*Recorded data*:
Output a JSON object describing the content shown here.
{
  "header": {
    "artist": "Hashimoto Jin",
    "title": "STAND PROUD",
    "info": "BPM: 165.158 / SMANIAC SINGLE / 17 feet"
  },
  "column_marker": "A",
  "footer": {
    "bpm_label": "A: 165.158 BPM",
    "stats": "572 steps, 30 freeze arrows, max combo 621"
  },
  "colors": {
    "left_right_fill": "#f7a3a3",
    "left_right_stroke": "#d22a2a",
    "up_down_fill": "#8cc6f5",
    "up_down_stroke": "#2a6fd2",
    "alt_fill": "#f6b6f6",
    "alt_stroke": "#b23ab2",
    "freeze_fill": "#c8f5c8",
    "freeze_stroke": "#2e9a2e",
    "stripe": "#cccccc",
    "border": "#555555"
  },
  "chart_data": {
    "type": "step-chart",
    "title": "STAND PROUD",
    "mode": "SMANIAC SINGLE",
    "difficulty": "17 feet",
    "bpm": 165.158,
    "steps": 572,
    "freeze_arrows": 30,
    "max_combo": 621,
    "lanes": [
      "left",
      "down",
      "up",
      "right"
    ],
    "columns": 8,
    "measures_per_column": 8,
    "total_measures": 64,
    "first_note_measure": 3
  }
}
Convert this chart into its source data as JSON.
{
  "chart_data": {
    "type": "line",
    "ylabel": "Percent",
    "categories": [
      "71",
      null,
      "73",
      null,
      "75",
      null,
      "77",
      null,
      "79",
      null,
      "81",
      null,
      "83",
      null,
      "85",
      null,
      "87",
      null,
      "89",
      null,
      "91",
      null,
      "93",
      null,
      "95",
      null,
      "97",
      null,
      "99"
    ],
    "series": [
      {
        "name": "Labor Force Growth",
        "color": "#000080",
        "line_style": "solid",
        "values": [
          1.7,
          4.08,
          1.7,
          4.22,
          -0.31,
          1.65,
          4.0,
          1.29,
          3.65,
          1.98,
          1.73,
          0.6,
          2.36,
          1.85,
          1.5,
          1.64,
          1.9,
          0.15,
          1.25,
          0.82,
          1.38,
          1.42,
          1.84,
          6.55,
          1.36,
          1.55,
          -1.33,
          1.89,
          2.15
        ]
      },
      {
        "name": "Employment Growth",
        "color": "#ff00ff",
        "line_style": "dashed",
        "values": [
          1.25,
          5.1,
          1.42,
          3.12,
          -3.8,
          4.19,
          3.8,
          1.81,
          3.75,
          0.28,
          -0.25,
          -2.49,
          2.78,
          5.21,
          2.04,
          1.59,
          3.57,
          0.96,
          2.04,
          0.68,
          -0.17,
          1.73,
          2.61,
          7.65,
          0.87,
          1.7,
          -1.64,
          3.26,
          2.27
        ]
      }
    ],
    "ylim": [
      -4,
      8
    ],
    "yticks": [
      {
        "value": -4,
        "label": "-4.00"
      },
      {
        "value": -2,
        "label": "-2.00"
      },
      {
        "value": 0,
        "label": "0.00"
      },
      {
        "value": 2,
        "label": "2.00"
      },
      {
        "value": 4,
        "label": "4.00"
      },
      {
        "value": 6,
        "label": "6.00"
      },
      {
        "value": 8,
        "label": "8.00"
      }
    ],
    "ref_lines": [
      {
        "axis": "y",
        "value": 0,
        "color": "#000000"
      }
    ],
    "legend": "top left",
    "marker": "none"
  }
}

*Work required*:
Say how many lines contain "name", and give nothing but that number.

*Response to this task*:
2